_Written request_.
Every line that includes the word "derating" is to be listed.

start

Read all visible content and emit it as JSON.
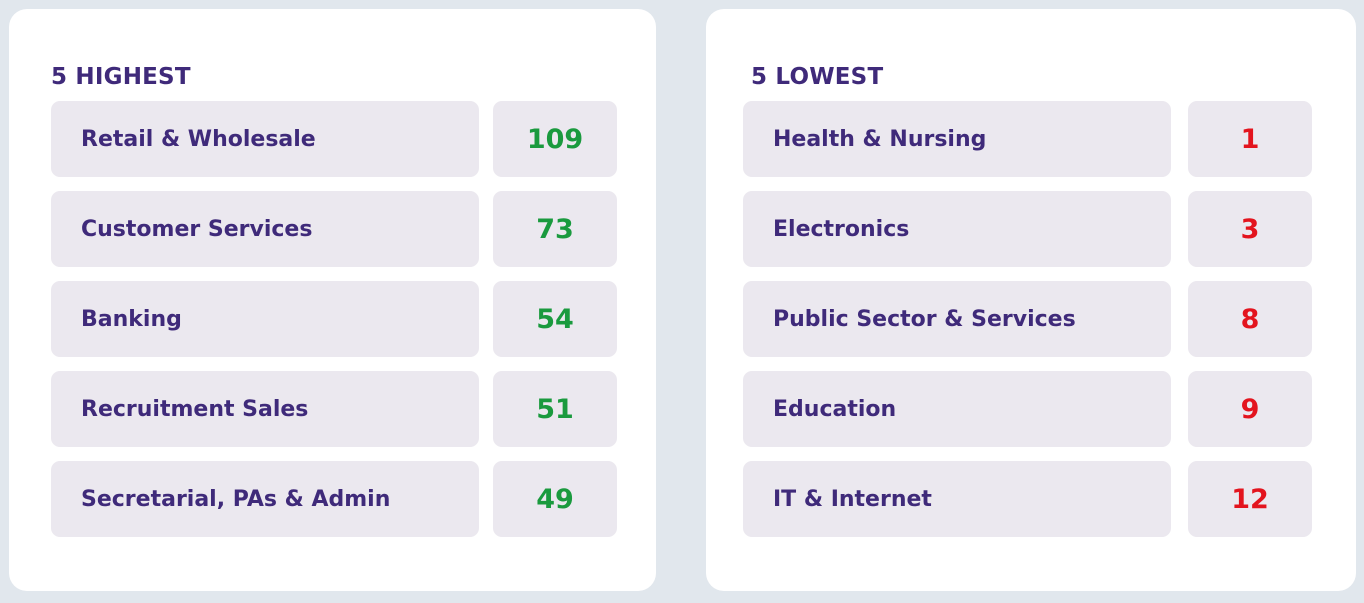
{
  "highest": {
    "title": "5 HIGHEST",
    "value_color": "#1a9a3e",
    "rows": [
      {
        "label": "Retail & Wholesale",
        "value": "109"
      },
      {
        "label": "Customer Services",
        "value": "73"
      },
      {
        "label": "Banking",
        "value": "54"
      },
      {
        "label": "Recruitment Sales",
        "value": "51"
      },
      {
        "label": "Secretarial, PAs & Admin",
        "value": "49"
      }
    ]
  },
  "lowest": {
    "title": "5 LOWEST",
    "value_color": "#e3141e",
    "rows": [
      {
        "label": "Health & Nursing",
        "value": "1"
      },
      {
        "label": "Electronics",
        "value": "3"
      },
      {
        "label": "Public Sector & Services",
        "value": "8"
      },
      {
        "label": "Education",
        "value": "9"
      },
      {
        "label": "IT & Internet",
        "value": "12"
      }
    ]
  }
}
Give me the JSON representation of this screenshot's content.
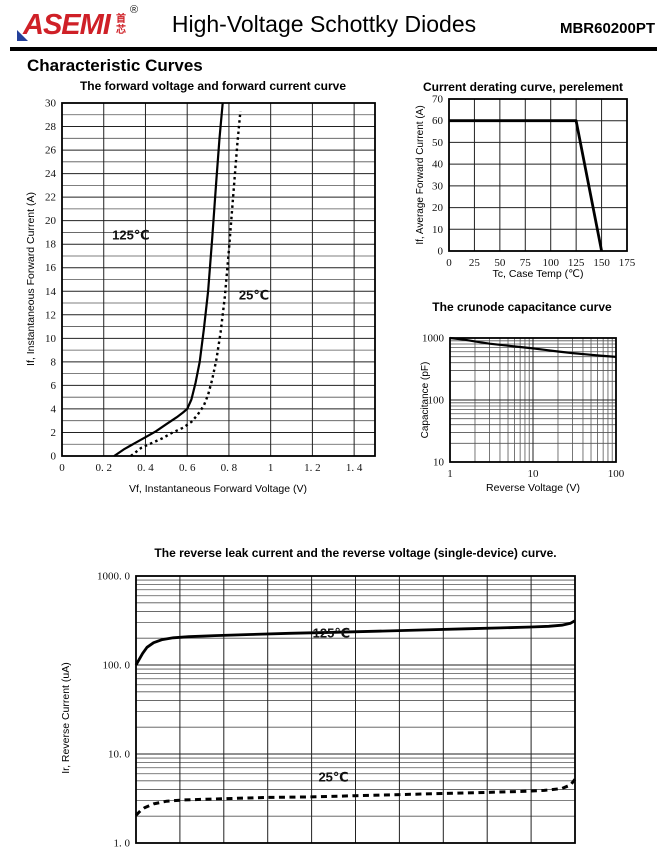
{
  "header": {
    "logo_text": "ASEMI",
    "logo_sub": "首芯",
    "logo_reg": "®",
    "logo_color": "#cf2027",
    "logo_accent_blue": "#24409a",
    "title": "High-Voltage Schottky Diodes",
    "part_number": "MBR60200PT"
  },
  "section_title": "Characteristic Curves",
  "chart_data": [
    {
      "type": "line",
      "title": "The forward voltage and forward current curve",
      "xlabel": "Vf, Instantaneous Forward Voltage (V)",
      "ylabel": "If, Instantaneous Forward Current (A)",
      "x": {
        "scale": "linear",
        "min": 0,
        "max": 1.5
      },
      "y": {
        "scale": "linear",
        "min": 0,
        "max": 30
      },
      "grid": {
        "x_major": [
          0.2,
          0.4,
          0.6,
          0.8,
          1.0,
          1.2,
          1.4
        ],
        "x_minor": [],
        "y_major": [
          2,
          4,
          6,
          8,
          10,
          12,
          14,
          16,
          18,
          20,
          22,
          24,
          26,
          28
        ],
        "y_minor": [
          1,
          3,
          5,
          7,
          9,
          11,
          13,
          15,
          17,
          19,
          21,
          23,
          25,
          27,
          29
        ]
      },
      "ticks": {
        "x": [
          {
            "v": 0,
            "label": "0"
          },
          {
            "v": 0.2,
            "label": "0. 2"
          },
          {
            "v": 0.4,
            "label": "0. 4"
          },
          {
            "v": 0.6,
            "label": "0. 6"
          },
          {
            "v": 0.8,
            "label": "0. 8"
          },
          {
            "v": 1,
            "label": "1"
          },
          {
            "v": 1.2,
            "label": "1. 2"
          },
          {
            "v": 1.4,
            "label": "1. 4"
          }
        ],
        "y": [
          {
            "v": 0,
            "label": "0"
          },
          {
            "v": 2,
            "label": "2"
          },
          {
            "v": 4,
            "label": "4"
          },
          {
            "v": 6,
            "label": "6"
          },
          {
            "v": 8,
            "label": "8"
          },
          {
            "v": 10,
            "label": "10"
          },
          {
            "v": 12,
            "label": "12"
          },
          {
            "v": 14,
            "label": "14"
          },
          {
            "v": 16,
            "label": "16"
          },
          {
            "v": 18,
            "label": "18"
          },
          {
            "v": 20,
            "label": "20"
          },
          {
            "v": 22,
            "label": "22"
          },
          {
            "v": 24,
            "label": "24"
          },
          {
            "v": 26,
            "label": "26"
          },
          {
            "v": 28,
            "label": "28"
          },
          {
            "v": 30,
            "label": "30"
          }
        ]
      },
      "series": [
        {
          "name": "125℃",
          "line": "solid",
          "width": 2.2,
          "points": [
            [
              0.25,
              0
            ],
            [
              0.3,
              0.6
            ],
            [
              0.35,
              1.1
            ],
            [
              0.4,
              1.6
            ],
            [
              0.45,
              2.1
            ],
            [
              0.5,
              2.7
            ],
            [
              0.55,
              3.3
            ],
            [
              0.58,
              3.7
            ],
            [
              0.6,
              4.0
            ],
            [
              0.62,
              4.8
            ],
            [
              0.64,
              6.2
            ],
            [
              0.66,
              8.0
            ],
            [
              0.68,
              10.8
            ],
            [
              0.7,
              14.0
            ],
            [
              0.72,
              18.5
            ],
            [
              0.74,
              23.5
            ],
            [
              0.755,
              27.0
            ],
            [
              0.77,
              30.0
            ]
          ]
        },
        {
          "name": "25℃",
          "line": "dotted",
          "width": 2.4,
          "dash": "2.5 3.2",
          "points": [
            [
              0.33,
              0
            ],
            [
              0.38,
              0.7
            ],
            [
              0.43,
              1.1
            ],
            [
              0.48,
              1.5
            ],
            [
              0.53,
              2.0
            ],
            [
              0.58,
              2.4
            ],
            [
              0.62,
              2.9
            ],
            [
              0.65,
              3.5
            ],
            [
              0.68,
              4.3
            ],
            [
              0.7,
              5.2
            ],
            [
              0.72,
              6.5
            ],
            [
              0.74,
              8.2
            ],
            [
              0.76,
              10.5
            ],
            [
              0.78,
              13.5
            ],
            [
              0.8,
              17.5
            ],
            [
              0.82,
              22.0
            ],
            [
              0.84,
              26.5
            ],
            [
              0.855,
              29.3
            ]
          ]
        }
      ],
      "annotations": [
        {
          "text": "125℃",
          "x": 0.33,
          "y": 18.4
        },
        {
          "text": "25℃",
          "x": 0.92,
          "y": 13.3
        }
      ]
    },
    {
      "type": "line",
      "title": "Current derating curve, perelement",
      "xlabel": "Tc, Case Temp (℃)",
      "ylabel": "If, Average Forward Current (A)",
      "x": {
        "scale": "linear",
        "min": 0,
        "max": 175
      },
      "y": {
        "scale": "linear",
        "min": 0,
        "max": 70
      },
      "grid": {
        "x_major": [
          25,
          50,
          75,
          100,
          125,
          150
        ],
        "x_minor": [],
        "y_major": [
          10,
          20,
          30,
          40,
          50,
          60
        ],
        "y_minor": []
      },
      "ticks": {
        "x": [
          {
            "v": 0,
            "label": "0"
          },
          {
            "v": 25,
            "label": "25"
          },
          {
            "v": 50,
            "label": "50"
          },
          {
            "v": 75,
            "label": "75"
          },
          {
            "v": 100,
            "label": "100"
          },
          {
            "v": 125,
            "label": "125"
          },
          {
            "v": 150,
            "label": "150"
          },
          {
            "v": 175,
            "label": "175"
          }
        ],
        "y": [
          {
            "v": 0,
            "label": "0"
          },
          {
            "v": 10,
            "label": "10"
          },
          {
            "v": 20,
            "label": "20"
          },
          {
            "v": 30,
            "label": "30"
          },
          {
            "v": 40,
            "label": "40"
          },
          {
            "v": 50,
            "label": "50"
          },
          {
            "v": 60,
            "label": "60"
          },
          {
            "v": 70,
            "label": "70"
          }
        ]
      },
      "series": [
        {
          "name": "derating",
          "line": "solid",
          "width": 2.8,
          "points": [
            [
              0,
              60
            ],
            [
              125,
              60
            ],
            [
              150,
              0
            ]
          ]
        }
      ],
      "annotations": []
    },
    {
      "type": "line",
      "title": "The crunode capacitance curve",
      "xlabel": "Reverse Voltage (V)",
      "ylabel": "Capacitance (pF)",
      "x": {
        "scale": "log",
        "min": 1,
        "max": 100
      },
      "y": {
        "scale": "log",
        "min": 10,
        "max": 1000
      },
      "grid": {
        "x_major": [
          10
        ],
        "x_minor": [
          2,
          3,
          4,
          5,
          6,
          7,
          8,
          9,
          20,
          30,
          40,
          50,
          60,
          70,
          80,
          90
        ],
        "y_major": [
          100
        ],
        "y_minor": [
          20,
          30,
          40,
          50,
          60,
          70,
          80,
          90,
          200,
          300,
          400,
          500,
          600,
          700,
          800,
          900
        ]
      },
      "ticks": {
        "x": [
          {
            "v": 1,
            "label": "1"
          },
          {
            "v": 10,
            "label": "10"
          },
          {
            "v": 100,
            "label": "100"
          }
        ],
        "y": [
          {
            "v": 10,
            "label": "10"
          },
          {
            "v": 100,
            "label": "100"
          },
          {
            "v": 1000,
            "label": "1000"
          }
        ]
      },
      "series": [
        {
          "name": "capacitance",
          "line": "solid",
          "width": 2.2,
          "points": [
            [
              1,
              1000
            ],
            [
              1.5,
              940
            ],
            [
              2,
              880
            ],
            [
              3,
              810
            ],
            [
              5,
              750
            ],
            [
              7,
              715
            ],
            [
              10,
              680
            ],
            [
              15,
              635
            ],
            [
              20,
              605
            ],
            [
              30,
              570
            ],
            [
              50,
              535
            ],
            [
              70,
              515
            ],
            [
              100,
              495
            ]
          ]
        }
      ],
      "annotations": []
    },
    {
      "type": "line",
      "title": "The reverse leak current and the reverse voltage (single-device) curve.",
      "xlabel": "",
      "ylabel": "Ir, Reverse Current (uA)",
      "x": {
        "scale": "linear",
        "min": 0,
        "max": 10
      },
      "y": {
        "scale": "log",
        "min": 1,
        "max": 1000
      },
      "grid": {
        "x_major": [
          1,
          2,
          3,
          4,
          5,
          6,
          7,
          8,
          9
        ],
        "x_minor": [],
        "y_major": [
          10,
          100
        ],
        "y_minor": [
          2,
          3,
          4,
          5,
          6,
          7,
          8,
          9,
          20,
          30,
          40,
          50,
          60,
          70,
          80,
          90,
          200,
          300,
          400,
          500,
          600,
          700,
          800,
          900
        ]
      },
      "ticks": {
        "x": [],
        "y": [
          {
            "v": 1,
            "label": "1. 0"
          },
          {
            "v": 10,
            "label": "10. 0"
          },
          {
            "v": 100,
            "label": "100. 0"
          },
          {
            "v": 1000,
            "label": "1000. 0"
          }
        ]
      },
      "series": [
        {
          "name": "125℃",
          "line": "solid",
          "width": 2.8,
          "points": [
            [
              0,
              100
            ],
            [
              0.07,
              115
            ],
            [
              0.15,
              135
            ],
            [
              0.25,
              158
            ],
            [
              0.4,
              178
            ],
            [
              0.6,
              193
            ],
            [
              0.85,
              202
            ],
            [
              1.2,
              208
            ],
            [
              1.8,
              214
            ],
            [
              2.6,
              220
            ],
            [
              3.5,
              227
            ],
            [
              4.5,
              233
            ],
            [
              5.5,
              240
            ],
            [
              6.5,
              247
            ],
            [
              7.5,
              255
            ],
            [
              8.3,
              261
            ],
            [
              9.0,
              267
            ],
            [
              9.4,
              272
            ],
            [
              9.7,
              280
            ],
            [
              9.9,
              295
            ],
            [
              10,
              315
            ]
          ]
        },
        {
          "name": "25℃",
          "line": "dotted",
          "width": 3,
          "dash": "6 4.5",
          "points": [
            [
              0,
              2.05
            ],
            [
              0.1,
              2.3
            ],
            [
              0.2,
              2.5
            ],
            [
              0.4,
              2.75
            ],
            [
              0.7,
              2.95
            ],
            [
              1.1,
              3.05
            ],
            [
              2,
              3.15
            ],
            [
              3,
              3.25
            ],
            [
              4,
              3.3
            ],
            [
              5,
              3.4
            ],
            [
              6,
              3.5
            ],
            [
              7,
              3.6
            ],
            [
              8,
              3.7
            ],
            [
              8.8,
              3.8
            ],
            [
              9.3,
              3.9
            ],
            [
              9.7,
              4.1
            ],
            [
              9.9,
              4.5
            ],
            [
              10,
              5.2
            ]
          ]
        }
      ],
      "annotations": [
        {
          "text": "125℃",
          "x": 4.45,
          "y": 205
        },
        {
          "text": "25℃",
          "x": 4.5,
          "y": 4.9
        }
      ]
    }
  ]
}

end
start

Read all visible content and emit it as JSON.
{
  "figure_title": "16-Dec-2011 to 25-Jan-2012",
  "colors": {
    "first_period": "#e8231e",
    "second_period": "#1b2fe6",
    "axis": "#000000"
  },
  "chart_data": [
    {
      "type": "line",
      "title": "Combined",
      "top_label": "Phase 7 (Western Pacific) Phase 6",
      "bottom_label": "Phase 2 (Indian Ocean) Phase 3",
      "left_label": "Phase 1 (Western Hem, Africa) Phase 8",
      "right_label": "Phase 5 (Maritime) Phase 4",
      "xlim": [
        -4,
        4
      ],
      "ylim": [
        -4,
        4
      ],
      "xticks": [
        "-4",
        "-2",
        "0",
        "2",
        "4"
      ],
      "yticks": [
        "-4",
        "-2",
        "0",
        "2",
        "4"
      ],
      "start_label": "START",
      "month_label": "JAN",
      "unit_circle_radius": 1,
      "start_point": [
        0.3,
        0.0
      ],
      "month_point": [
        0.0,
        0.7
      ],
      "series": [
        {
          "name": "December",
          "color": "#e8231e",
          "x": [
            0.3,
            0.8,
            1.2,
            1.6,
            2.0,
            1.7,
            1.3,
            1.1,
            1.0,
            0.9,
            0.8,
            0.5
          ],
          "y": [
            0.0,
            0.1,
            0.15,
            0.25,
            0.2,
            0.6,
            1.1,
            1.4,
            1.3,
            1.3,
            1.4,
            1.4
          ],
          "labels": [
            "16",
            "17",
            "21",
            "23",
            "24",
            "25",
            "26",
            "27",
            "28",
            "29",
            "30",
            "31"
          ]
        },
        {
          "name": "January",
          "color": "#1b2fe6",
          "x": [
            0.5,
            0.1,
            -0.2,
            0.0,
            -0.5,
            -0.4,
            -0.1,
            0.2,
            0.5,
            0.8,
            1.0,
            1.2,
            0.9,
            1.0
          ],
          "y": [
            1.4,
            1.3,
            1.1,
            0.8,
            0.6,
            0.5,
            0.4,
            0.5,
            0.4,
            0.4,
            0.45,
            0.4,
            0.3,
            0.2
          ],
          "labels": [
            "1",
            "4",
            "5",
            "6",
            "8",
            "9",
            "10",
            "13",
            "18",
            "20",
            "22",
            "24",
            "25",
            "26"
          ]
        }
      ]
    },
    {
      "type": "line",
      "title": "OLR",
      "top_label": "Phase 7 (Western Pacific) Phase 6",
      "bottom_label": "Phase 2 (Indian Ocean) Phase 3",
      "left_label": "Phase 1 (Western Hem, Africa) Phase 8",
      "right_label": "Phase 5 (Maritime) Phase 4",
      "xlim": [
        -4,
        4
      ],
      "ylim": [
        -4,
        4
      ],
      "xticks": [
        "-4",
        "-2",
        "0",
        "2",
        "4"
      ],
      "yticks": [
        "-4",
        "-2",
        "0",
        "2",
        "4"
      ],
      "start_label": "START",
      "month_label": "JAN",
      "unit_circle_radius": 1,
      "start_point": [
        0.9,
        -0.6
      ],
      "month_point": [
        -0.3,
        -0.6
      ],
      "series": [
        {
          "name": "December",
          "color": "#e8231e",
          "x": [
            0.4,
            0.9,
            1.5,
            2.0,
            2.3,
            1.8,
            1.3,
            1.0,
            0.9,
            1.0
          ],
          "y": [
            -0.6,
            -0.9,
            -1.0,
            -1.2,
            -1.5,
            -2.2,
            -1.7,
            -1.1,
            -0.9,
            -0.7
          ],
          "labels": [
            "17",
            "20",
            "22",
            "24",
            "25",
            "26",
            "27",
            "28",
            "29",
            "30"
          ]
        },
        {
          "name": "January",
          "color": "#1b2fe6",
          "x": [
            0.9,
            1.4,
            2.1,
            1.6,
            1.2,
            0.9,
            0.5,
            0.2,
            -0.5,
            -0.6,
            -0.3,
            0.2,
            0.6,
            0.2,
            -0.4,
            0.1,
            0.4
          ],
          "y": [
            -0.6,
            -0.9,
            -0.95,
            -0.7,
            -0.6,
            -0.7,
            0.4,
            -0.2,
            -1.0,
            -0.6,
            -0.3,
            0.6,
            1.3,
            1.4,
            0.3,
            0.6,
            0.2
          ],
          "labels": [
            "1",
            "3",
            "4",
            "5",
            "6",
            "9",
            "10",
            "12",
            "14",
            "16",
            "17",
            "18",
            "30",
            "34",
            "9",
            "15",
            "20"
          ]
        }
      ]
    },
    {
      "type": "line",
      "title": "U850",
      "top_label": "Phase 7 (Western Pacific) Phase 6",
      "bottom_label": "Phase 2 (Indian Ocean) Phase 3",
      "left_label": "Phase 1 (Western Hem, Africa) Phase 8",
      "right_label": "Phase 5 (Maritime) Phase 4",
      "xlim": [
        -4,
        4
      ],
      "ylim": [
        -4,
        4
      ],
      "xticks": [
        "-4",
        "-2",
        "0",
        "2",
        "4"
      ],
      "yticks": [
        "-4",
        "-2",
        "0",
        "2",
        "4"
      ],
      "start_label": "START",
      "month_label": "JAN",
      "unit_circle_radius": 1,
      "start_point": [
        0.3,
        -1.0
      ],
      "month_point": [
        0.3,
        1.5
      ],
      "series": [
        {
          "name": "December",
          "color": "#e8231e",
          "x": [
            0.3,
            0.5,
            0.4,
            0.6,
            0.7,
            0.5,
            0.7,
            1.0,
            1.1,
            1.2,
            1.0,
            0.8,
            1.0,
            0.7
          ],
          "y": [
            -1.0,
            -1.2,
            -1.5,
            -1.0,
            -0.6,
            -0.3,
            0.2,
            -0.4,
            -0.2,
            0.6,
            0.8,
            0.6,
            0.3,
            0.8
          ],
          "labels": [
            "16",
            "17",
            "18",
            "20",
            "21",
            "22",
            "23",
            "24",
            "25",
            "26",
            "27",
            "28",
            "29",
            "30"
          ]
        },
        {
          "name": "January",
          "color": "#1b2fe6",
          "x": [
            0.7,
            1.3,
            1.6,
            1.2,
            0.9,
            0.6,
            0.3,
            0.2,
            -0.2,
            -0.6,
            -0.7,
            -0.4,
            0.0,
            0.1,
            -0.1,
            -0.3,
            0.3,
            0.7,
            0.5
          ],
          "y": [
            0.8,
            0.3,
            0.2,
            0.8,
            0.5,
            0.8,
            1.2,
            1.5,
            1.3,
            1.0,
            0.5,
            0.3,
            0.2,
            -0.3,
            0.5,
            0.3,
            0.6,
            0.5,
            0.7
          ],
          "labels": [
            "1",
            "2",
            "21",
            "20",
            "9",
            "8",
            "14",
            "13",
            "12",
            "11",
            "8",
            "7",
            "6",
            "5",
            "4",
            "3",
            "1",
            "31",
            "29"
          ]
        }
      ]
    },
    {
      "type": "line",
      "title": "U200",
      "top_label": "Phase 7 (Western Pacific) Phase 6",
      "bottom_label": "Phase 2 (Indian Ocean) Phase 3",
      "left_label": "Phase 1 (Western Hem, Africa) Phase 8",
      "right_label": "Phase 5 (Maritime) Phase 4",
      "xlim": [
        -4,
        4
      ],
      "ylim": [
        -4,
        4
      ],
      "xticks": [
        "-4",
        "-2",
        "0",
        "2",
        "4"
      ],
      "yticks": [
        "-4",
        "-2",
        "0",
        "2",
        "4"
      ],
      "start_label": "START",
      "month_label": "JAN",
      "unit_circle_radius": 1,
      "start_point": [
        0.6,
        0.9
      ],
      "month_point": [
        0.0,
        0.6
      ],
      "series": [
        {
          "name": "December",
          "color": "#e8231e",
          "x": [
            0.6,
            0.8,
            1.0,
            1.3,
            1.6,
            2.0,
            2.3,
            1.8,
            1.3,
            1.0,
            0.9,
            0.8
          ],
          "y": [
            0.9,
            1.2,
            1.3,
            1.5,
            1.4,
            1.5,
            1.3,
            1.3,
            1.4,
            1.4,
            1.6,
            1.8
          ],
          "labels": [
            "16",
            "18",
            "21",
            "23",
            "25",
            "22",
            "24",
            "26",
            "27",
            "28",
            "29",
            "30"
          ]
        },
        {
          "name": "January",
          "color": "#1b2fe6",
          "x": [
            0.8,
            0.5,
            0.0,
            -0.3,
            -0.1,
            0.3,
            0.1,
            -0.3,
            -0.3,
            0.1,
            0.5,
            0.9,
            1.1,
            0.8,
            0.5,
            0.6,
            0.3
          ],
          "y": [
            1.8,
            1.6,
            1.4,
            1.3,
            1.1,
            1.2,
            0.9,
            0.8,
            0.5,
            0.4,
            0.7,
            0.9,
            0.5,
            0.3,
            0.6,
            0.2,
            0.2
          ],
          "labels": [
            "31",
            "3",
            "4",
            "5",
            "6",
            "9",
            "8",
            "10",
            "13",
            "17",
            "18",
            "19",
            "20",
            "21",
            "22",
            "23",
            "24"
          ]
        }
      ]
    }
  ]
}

end

_Final result_.
      "title": "Current derating curve, perelement",
          "name": "derating",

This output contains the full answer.